• **YOUR GOAL**
Transcribe each line of the material as it is, and drop any picture.

[Rows from a dataset]
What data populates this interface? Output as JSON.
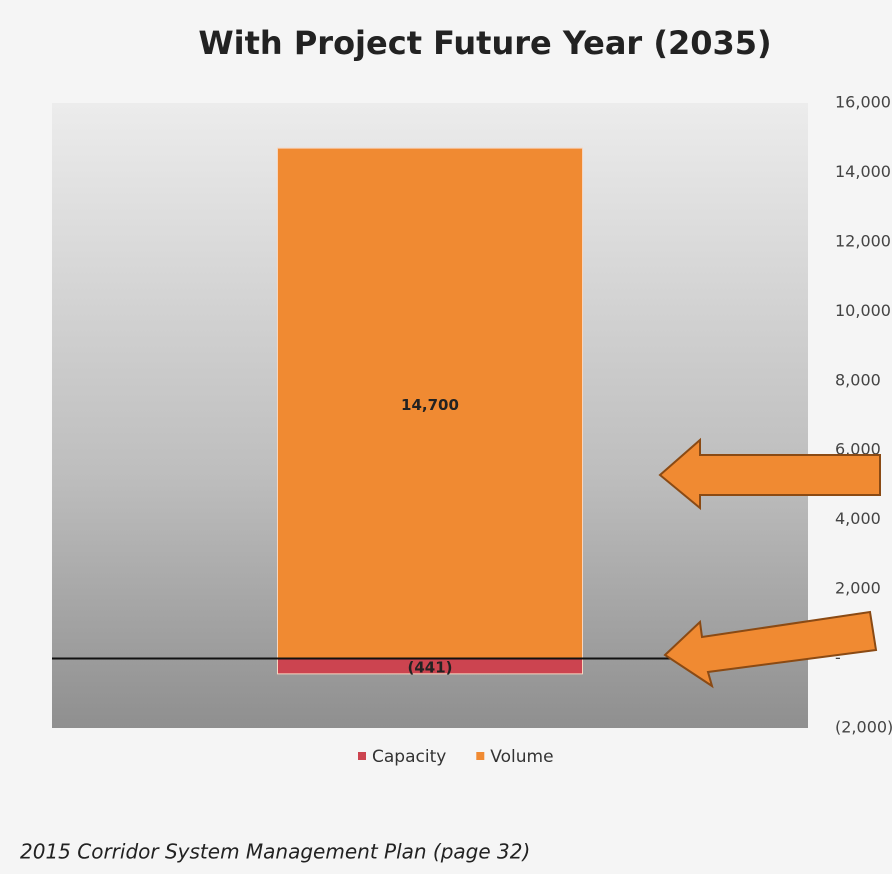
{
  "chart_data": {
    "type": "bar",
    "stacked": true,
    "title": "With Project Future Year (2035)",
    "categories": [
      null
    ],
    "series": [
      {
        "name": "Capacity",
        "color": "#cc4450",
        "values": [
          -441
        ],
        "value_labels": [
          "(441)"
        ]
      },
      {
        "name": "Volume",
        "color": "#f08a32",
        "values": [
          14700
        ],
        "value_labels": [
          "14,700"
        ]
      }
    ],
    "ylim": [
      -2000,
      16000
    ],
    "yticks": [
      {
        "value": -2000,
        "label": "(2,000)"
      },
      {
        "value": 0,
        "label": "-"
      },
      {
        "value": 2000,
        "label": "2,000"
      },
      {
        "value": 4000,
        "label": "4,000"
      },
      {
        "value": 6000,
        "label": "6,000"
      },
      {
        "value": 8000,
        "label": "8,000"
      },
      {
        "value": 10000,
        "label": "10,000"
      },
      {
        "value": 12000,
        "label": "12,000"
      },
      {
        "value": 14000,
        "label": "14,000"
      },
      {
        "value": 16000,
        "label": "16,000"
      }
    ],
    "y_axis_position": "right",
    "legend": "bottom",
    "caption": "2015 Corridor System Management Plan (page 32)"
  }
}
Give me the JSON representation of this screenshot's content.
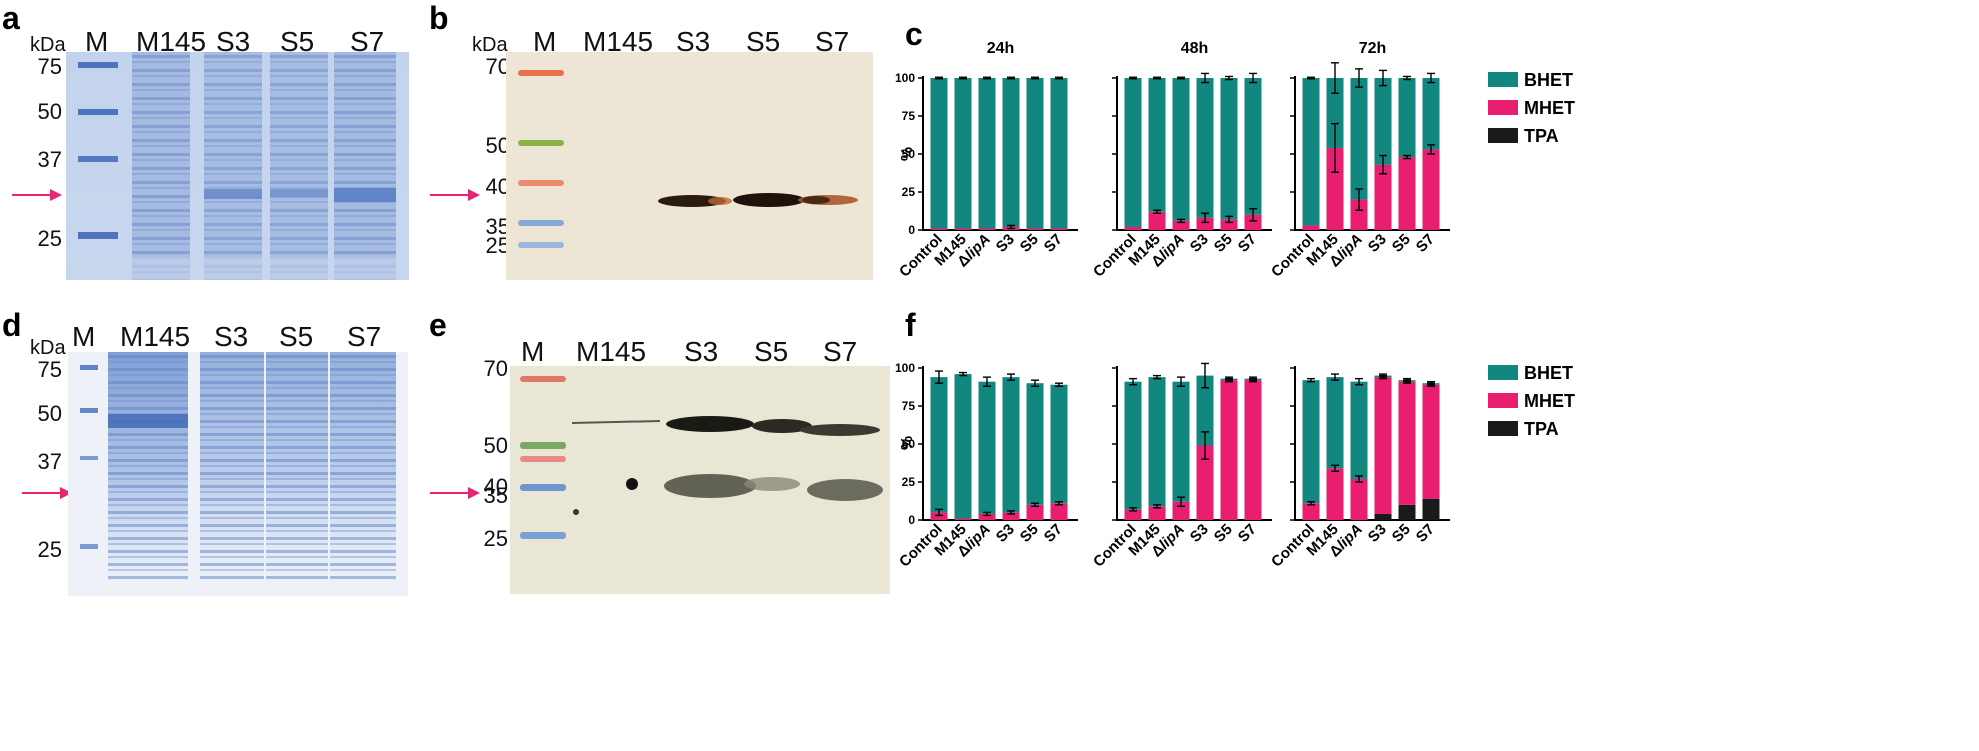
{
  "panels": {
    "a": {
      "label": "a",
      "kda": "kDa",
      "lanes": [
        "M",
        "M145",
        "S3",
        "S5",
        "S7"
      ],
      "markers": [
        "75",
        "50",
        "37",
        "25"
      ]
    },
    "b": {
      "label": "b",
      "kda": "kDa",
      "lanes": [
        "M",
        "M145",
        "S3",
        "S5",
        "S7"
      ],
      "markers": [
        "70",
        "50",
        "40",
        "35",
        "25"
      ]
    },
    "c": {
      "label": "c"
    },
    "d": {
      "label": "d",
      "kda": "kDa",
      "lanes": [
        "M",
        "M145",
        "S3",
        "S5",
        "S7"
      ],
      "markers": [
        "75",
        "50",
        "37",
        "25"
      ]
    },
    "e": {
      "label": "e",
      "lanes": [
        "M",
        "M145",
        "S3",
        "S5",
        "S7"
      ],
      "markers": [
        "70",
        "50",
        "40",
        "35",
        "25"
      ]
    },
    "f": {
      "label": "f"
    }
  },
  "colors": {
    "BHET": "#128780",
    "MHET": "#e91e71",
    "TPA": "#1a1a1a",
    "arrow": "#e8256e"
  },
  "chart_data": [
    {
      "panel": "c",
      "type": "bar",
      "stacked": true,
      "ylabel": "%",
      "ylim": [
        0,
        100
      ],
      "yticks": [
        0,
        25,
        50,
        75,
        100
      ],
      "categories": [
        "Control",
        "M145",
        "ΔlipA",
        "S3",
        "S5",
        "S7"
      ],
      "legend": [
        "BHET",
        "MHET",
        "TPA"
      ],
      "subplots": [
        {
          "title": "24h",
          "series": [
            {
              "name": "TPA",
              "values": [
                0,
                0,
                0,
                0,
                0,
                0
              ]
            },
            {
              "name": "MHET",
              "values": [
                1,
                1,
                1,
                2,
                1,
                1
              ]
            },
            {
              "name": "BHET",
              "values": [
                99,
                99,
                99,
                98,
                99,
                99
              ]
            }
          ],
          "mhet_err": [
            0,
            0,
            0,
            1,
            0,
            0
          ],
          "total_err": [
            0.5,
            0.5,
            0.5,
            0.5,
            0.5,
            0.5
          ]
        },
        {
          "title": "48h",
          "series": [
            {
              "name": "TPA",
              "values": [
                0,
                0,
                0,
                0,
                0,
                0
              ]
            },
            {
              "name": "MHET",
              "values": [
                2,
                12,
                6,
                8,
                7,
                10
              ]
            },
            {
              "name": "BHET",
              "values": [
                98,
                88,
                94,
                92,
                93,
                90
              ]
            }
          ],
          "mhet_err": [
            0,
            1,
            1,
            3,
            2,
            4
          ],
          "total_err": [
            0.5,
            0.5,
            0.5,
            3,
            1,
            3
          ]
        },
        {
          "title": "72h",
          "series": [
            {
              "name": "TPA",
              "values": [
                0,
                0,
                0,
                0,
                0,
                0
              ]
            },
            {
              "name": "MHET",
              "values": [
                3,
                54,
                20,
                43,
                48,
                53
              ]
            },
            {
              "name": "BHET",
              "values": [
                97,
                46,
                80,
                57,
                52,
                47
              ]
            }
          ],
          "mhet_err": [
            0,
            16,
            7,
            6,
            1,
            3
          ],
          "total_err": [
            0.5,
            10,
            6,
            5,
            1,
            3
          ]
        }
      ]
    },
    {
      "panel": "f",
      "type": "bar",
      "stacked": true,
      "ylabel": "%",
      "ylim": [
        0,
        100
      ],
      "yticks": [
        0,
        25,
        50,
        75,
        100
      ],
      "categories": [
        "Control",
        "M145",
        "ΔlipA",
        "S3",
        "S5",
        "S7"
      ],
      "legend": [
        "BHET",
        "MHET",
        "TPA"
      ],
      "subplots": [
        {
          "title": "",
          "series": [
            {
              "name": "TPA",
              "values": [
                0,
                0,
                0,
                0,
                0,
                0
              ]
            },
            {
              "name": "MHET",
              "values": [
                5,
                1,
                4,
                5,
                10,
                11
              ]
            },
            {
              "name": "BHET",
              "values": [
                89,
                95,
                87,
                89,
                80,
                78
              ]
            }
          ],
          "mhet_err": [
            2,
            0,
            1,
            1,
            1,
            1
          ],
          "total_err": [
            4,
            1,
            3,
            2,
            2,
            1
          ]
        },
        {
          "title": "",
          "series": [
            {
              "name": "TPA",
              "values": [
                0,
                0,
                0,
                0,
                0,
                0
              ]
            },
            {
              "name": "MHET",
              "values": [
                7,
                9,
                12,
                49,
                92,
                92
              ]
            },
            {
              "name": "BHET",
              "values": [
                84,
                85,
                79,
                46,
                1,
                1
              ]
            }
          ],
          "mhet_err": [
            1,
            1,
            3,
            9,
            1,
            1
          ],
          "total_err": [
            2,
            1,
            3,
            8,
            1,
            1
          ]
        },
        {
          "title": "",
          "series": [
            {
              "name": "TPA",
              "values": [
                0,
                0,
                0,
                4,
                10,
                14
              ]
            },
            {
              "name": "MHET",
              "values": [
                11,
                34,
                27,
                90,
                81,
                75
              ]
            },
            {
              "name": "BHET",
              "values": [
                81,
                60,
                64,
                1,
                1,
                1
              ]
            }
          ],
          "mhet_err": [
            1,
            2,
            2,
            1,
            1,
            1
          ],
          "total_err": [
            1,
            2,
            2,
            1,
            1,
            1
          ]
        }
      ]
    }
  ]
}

• **EXERCISE RESULT**
What data populates this interface? Output as JSON.
{
  "chart_data": {
    "type": "bar",
    "stacked": true,
    "title": "With Project Future Year (2035)",
    "categories": [
      null
    ],
    "series": [
      {
        "name": "Capacity",
        "color": "#cc4450",
        "values": [
          -441
        ],
        "value_labels": [
          "(441)"
        ]
      },
      {
        "name": "Volume",
        "color": "#f08a32",
        "values": [
          14700
        ],
        "value_labels": [
          "14,700"
        ]
      }
    ],
    "ylim": [
      -2000,
      16000
    ],
    "yticks": [
      {
        "value": -2000,
        "label": "(2,000)"
      },
      {
        "value": 0,
        "label": "-"
      },
      {
        "value": 2000,
        "label": "2,000"
      },
      {
        "value": 4000,
        "label": "4,000"
      },
      {
        "value": 6000,
        "label": "6,000"
      },
      {
        "value": 8000,
        "label": "8,000"
      },
      {
        "value": 10000,
        "label": "10,000"
      },
      {
        "value": 12000,
        "label": "12,000"
      },
      {
        "value": 14000,
        "label": "14,000"
      },
      {
        "value": 16000,
        "label": "16,000"
      }
    ],
    "y_axis_position": "right",
    "legend": "bottom",
    "caption": "2015 Corridor System Management Plan (page 32)"
  }
}
Give me the JSON representation of this screenshot's content.
{
  "panels": {
    "a": {
      "label": "a",
      "kda": "kDa",
      "lanes": [
        "M",
        "M145",
        "S3",
        "S5",
        "S7"
      ],
      "markers": [
        "75",
        "50",
        "37",
        "25"
      ]
    },
    "b": {
      "label": "b",
      "kda": "kDa",
      "lanes": [
        "M",
        "M145",
        "S3",
        "S5",
        "S7"
      ],
      "markers": [
        "70",
        "50",
        "40",
        "35",
        "25"
      ]
    },
    "c": {
      "label": "c"
    },
    "d": {
      "label": "d",
      "kda": "kDa",
      "lanes": [
        "M",
        "M145",
        "S3",
        "S5",
        "S7"
      ],
      "markers": [
        "75",
        "50",
        "37",
        "25"
      ]
    },
    "e": {
      "label": "e",
      "lanes": [
        "M",
        "M145",
        "S3",
        "S5",
        "S7"
      ],
      "markers": [
        "70",
        "50",
        "40",
        "35",
        "25"
      ]
    },
    "f": {
      "label": "f"
    }
  },
  "colors": {
    "BHET": "#128780",
    "MHET": "#e91e71",
    "TPA": "#1a1a1a",
    "arrow": "#e8256e"
  },
  "chart_data": [
    {
      "panel": "c",
      "type": "bar",
      "stacked": true,
      "ylabel": "%",
      "ylim": [
        0,
        100
      ],
      "yticks": [
        0,
        25,
        50,
        75,
        100
      ],
      "categories": [
        "Control",
        "M145",
        "ΔlipA",
        "S3",
        "S5",
        "S7"
      ],
      "legend": [
        "BHET",
        "MHET",
        "TPA"
      ],
      "subplots": [
        {
          "title": "24h",
          "series": [
            {
              "name": "TPA",
              "values": [
                0,
                0,
                0,
                0,
                0,
                0
              ]
            },
            {
              "name": "MHET",
              "values": [
                1,
                1,
                1,
                2,
                1,
                1
              ]
            },
            {
              "name": "BHET",
              "values": [
                99,
                99,
                99,
                98,
                99,
                99
              ]
            }
          ],
          "mhet_err": [
            0,
            0,
            0,
            1,
            0,
            0
          ],
          "total_err": [
            0.5,
            0.5,
            0.5,
            0.5,
            0.5,
            0.5
          ]
        },
        {
          "title": "48h",
          "series": [
            {
              "name": "TPA",
              "values": [
                0,
                0,
                0,
                0,
                0,
                0
              ]
            },
            {
              "name": "MHET",
              "values": [
                2,
                12,
                6,
                8,
                7,
                10
              ]
            },
            {
              "name": "BHET",
              "values": [
                98,
                88,
                94,
                92,
                93,
                90
              ]
            }
          ],
          "mhet_err": [
            0,
            1,
            1,
            3,
            2,
            4
          ],
          "total_err": [
            0.5,
            0.5,
            0.5,
            3,
            1,
            3
          ]
        },
        {
          "title": "72h",
          "series": [
            {
              "name": "TPA",
              "values": [
                0,
                0,
                0,
                0,
                0,
                0
              ]
            },
            {
              "name": "MHET",
              "values": [
                3,
                54,
                20,
                43,
                48,
                53
              ]
            },
            {
              "name": "BHET",
              "values": [
                97,
                46,
                80,
                57,
                52,
                47
              ]
            }
          ],
          "mhet_err": [
            0,
            16,
            7,
            6,
            1,
            3
          ],
          "total_err": [
            0.5,
            10,
            6,
            5,
            1,
            3
          ]
        }
      ]
    },
    {
      "panel": "f",
      "type": "bar",
      "stacked": true,
      "ylabel": "%",
      "ylim": [
        0,
        100
      ],
      "yticks": [
        0,
        25,
        50,
        75,
        100
      ],
      "categories": [
        "Control",
        "M145",
        "ΔlipA",
        "S3",
        "S5",
        "S7"
      ],
      "legend": [
        "BHET",
        "MHET",
        "TPA"
      ],
      "subplots": [
        {
          "title": "",
          "series": [
            {
              "name": "TPA",
              "values": [
                0,
                0,
                0,
                0,
                0,
                0
              ]
            },
            {
              "name": "MHET",
              "values": [
                5,
                1,
                4,
                5,
                10,
                11
              ]
            },
            {
              "name": "BHET",
              "values": [
                89,
                95,
                87,
                89,
                80,
                78
              ]
            }
          ],
          "mhet_err": [
            2,
            0,
            1,
            1,
            1,
            1
          ],
          "total_err": [
            4,
            1,
            3,
            2,
            2,
            1
          ]
        },
        {
          "title": "",
          "series": [
            {
              "name": "TPA",
              "values": [
                0,
                0,
                0,
                0,
                0,
                0
              ]
            },
            {
              "name": "MHET",
              "values": [
                7,
                9,
                12,
                49,
                92,
                92
              ]
            },
            {
              "name": "BHET",
              "values": [
                84,
                85,
                79,
                46,
                1,
                1
              ]
            }
          ],
          "mhet_err": [
            1,
            1,
            3,
            9,
            1,
            1
          ],
          "total_err": [
            2,
            1,
            3,
            8,
            1,
            1
          ]
        },
        {
          "title": "",
          "series": [
            {
              "name": "TPA",
              "values": [
                0,
                0,
                0,
                4,
                10,
                14
              ]
            },
            {
              "name": "MHET",
              "values": [
                11,
                34,
                27,
                90,
                81,
                75
              ]
            },
            {
              "name": "BHET",
              "values": [
                81,
                60,
                64,
                1,
                1,
                1
              ]
            }
          ],
          "mhet_err": [
            1,
            2,
            2,
            1,
            1,
            1
          ],
          "total_err": [
            1,
            2,
            2,
            1,
            1,
            1
          ]
        }
      ]
    }
  ]
}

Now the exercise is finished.